[START OF Source document]

Tuesday, February 18, 2014

True Colors

You may know the person I speak of. She is your friend, your ally, your accomplice, your other half. She is your enemy, your bruised ego, your aching heart, your tears and sorrow. Her words are your words, her expression and beauty a mirror of your own, her soul a twin flame lighting the darkness of the world. 

I've known her all my life. She's known me at my worst and at my best. I can't say I've always appreciated the bond we shared but somehow, I knew this love was unlike any other I would ever experience, a blessing and treasured gift. She's grown to be someone I admire more than anyone else, for her strength, her courage, her resiliency, a free spirit soaring in the breeze and turbulence that is life. 

You may know her by another name, but she is one and the same. A sister to share the blood of your ancestors pumping through the web of veins, a common link between the generations. Her life is no mistake, as yours is no accident either. As sisters, you share an unmistakable, undeniable love unlike anything else.

[END OF Source document]
[START OF Extracted data]

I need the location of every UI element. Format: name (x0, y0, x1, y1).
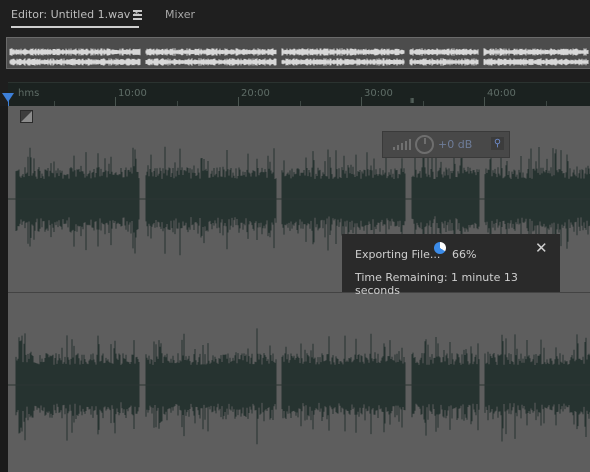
corner-toggle-button[interactable] (20, 110, 33, 123)
time-remaining-label: Time Remaining: (355, 271, 448, 284)
waveform-channel (15, 328, 590, 445)
active-tab-underline (11, 26, 140, 28)
ruler-label-10: 10:00 (118, 88, 147, 99)
tab-editor-label: Editor: Untitled 1.wav * (11, 8, 140, 21)
volume-db-value: +0 dB (438, 138, 473, 151)
volume-knob[interactable] (415, 135, 434, 154)
tab-mixer[interactable]: Mixer (165, 8, 195, 22)
level-meter-icon[interactable] (393, 138, 411, 150)
export-progress-popup: Exporting File... 66% ✕ Time Remaining: … (342, 234, 560, 297)
ruler-label-30: 30:00 (364, 88, 393, 99)
panel-menu-icon[interactable] (133, 10, 142, 20)
progress-pie-icon (434, 242, 446, 254)
overview-channel (9, 48, 589, 56)
overview-channel (9, 58, 589, 66)
ruler-tick (484, 97, 485, 106)
ruler-label-20: 20:00 (241, 88, 270, 99)
panel-tab-bar: Editor: Untitled 1.wav * Mixer (0, 0, 590, 30)
overview-waveform (9, 48, 589, 66)
export-title: Exporting File... (355, 248, 441, 261)
time-ruler[interactable]: hms 10:00 20:00 30:00 40:00 (8, 82, 590, 107)
time-remaining: Time Remaining: 1 minute 13 seconds (355, 271, 560, 297)
ruler-tick (238, 97, 239, 106)
volume-hud: +0 dB ⚲ (382, 131, 510, 158)
ruler-label-40: 40:00 (487, 88, 516, 99)
pin-icon[interactable]: ⚲ (491, 137, 504, 150)
waveform-overview[interactable] (0, 30, 590, 82)
ruler-label-hms: hms (18, 88, 40, 99)
ruler-tick (361, 97, 362, 106)
close-icon[interactable]: ✕ (535, 240, 548, 256)
ruler-tick (115, 97, 116, 106)
left-gutter (0, 106, 8, 472)
tab-editor[interactable]: Editor: Untitled 1.wav * (11, 8, 140, 28)
export-percent: 66% (452, 248, 477, 261)
loop-marker[interactable]: III (410, 97, 414, 105)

[END OF Extracted data]

Things to do:
**a.** In the sister post, which qualities does the writer admire her for?
**b.** Reproduce word for word the part of the sister post starting at "Tuesday, February 18, 2014" and ending at "of the world.".
**c.** Translate this sentence from the sister post into Spanish: "Her life is no mistake, as yours is no accident either."
The data has no connection to the text.

Solutions by task:
**a.** Her strength, her courage and her resiliency.

**b.**
Tuesday, February 18, 2014

True Colors

You may know the person I speak of. She is your friend, your ally, your accomplice, your other half. She is your enemy, your bruised ego, your aching heart, your tears and sorrow. Her words are your words, her expression and beauty a mirror of your own, her soul a twin flame lighting the darkness of the world.

**c.** Su vida no es un error, así como la tuya tampoco es un accidente.